--- BEGIN ---

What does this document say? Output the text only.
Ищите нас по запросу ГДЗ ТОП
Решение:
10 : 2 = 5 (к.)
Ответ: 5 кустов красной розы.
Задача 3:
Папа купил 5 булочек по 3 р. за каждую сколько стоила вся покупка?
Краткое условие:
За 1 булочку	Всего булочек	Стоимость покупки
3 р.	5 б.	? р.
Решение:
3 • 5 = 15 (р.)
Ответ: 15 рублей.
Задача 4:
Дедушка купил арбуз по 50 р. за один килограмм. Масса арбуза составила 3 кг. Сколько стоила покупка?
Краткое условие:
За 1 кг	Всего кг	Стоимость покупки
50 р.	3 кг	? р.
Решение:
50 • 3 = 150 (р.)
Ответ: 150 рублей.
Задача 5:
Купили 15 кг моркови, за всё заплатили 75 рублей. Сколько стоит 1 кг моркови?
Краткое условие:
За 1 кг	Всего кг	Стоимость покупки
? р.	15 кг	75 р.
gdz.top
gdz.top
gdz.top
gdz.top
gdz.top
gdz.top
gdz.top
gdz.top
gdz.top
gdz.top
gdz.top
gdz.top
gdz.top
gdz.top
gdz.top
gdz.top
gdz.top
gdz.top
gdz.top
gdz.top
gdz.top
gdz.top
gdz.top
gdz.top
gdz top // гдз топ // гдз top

--- END ---

Required task: Return every line of the preceding records in which the word "стоила" appears.

Written reply:
Папа купил 5 булочек по 3 р. за каждую сколько стоила вся покупка?
Дедушка купил арбуз по 50 р. за один килограмм. Масса арбуза составила 3 кг. Сколько стоила покупка?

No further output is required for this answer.